RECORDS TO PROCESS:
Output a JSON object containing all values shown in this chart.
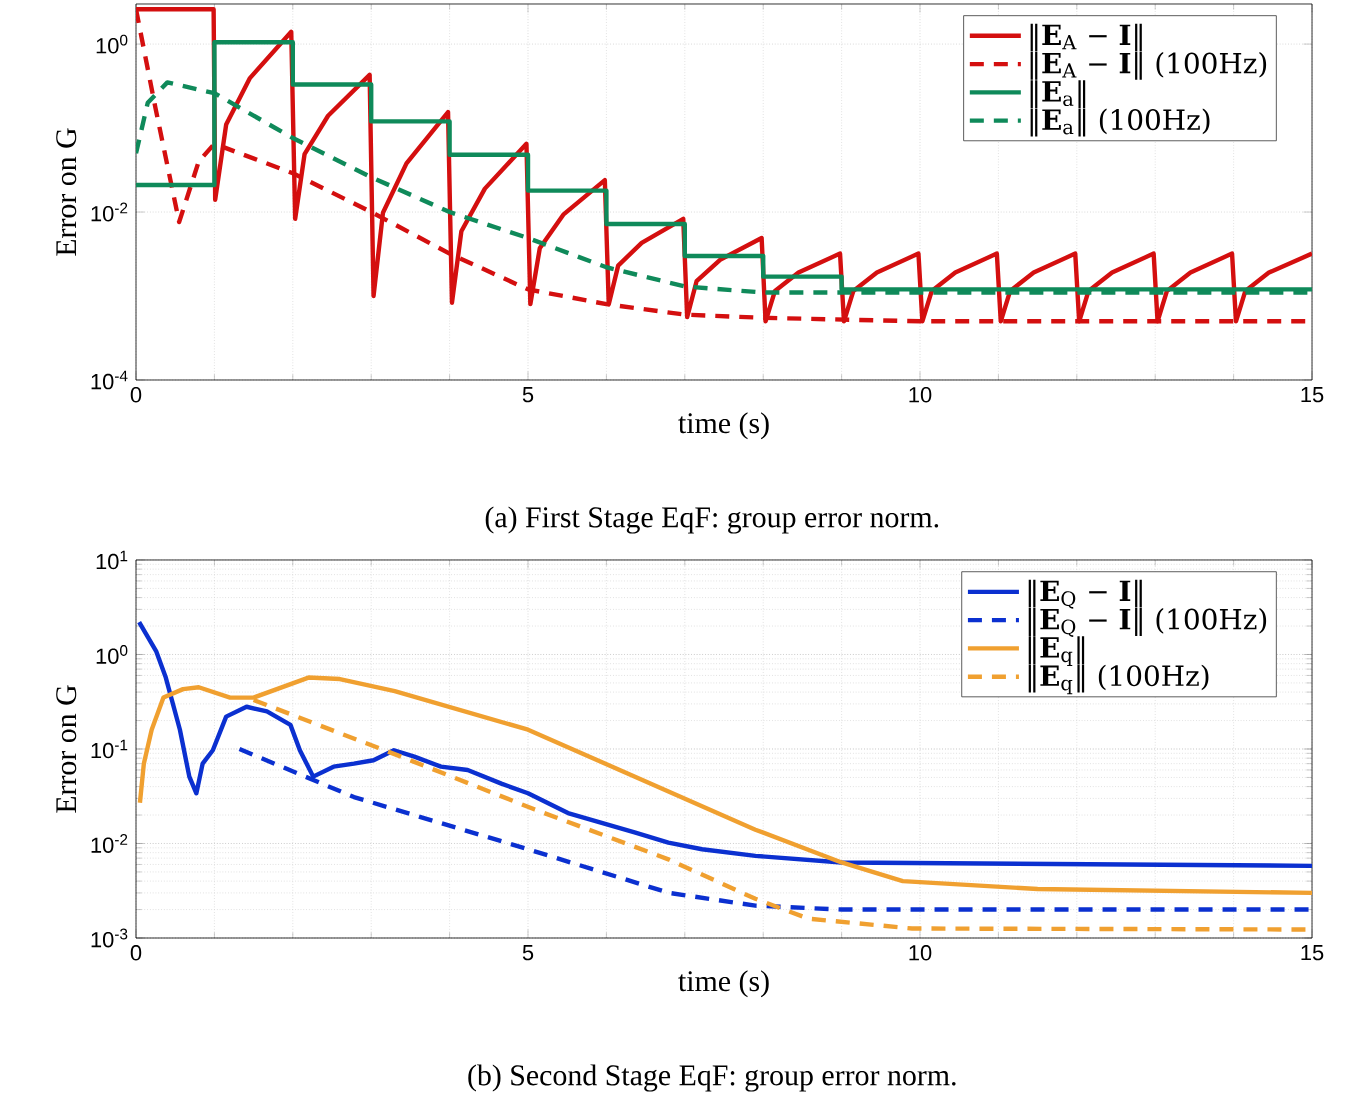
{
  "chart_data": [
    {
      "type": "line",
      "xlabel": "time (s)",
      "ylabel": "Error on G",
      "annotations": [
        "(a) First Stage EqF: group error norm."
      ],
      "log": "y",
      "grid": true,
      "legend": "top right",
      "xlim": [
        0,
        15
      ],
      "ylim": [
        0.0001,
        3
      ],
      "xticks": [
        0,
        5,
        10,
        15
      ],
      "yticks": [
        {
          "value": 0.0001,
          "label": "10$^{-4}$"
        },
        {
          "value": 0.01,
          "label": "10$^{-2}$"
        },
        {
          "value": 1,
          "label": "10$^{0}$"
        }
      ],
      "series": [
        {
          "name": "‖**E**$_{A}$ − **I**‖",
          "color": "#d40f0f",
          "line_style": "solid",
          "x": [
            0,
            0.99,
            1.01,
            1.15,
            1.45,
            1.98,
            2.03,
            2.15,
            2.45,
            2.98,
            3.03,
            3.15,
            3.45,
            3.98,
            4.03,
            4.15,
            4.45,
            4.98,
            5.03,
            5.15,
            5.45,
            5.98,
            6.03,
            6.15,
            6.45,
            6.98,
            7.03,
            7.15,
            7.45,
            7.98,
            8.03,
            8.15,
            8.45,
            8.98,
            9.03,
            9.15,
            9.45,
            9.98,
            10.03,
            10.15,
            10.45,
            10.98,
            11.03,
            11.15,
            11.45,
            11.98,
            12.03,
            12.15,
            12.45,
            12.98,
            13.03,
            13.15,
            13.45,
            13.98,
            14.03,
            14.15,
            14.45,
            15
          ],
          "values": [
            2.6,
            2.6,
            0.014,
            0.11,
            0.39,
            1.4,
            0.0083,
            0.049,
            0.14,
            0.43,
            0.001,
            0.0098,
            0.038,
            0.155,
            0.00083,
            0.0059,
            0.019,
            0.065,
            0.0008,
            0.0037,
            0.0093,
            0.024,
            0.0008,
            0.0023,
            0.0043,
            0.0083,
            0.00056,
            0.0015,
            0.0027,
            0.0049,
            0.0005,
            0.00115,
            0.0019,
            0.0032,
            0.0005,
            0.00115,
            0.0019,
            0.0032,
            0.0005,
            0.00115,
            0.0019,
            0.0032,
            0.0005,
            0.00115,
            0.0019,
            0.0032,
            0.0005,
            0.00115,
            0.0019,
            0.0032,
            0.0005,
            0.00115,
            0.0019,
            0.0032,
            0.0005,
            0.00115,
            0.0019,
            0.0032
          ]
        },
        {
          "name": "‖**E**$_{A}$ − **I**‖ (100Hz)",
          "color": "#d40f0f",
          "line_style": "dashed",
          "x": [
            0,
            0.25,
            0.55,
            0.8,
            1,
            2,
            3,
            4,
            5,
            6,
            7,
            8,
            10,
            15
          ],
          "values": [
            2.6,
            0.17,
            0.0076,
            0.04,
            0.065,
            0.029,
            0.01,
            0.0032,
            0.0012,
            0.0008,
            0.0006,
            0.00055,
            0.0005,
            0.0005
          ]
        },
        {
          "name": "‖**E**$_{a}$‖",
          "type": "step",
          "color": "#0f8a5a",
          "line_style": "solid",
          "x": [
            0,
            1,
            2,
            3,
            4,
            5,
            6,
            7,
            8,
            9,
            15
          ],
          "values": [
            0.021,
            1.05,
            0.33,
            0.12,
            0.048,
            0.018,
            0.0072,
            0.003,
            0.0017,
            0.0012,
            0.0012
          ]
        },
        {
          "name": "‖**E**$_{a}$‖ (100Hz)",
          "color": "#0f8a5a",
          "line_style": "dashed",
          "x": [
            0,
            0.15,
            0.4,
            1,
            2,
            3,
            4,
            5,
            6,
            7,
            8,
            10,
            15
          ],
          "values": [
            0.05,
            0.2,
            0.35,
            0.26,
            0.076,
            0.026,
            0.01,
            0.0049,
            0.0022,
            0.0013,
            0.0011,
            0.0011,
            0.0011
          ]
        }
      ]
    },
    {
      "type": "line",
      "xlabel": "time (s)",
      "ylabel": "Error on G",
      "annotations": [
        "(b) Second Stage EqF: group error norm."
      ],
      "log": "y",
      "grid": true,
      "legend": "top right",
      "xlim": [
        0,
        15
      ],
      "ylim": [
        0.001,
        10
      ],
      "xticks": [
        0,
        5,
        10,
        15
      ],
      "yticks": [
        {
          "value": 0.001,
          "label": "10$^{-3}$"
        },
        {
          "value": 0.01,
          "label": "10$^{-2}$"
        },
        {
          "value": 0.1,
          "label": "10$^{-1}$"
        },
        {
          "value": 1,
          "label": "10$^{0}$"
        },
        {
          "value": 10,
          "label": "10$^{1}$"
        }
      ],
      "series": [
        {
          "name": "‖**E**$_{Q}$ − **I**‖",
          "color": "#0b30d0",
          "line_style": "solid",
          "x": [
            0.04,
            0.26,
            0.38,
            0.56,
            0.68,
            0.77,
            0.85,
            0.98,
            1.15,
            1.41,
            1.67,
            1.97,
            2.09,
            2.26,
            2.52,
            2.78,
            3.03,
            3.29,
            3.55,
            3.89,
            4.23,
            4.66,
            5,
            5.51,
            5.94,
            6.37,
            6.79,
            7.22,
            7.9,
            9,
            15
          ],
          "values": [
            2.2,
            1.07,
            0.57,
            0.16,
            0.051,
            0.034,
            0.07,
            0.097,
            0.22,
            0.28,
            0.25,
            0.18,
            0.097,
            0.051,
            0.065,
            0.07,
            0.076,
            0.097,
            0.083,
            0.065,
            0.06,
            0.043,
            0.034,
            0.021,
            0.0165,
            0.013,
            0.0102,
            0.0087,
            0.0074,
            0.0063,
            0.0058
          ]
        },
        {
          "name": "‖**E**$_{Q}$ − **I**‖ (100Hz)",
          "color": "#0b30d0",
          "line_style": "dashed",
          "x": [
            1.32,
            2.78,
            5,
            6.8,
            7.9,
            9,
            15
          ],
          "values": [
            0.1,
            0.031,
            0.0087,
            0.003,
            0.0022,
            0.002,
            0.002
          ]
        },
        {
          "name": "‖**E**$_{q}$‖",
          "color": "#f0a030",
          "line_style": "solid",
          "x": [
            0.05,
            0.1,
            0.2,
            0.35,
            0.6,
            0.8,
            1.2,
            1.5,
            2.2,
            2.6,
            3.3,
            5,
            7.9,
            9,
            9.78,
            11.5,
            15
          ],
          "values": [
            0.027,
            0.07,
            0.16,
            0.35,
            0.43,
            0.45,
            0.35,
            0.35,
            0.57,
            0.55,
            0.41,
            0.16,
            0.014,
            0.0063,
            0.004,
            0.0033,
            0.003
          ]
        },
        {
          "name": "‖**E**$_{q}$‖ (100Hz)",
          "color": "#f0a030",
          "line_style": "dashed",
          "x": [
            1.5,
            3.38,
            5.08,
            6.79,
            7.9,
            8.58,
            9.9,
            15
          ],
          "values": [
            0.33,
            0.083,
            0.023,
            0.0068,
            0.0026,
            0.0016,
            0.00126,
            0.00123
          ]
        }
      ]
    }
  ]
}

TASK TO COMPLETE:
The word "Stage" appears in how many lines of the data? Answer with only the number.

WRITTEN SOLUTION:
2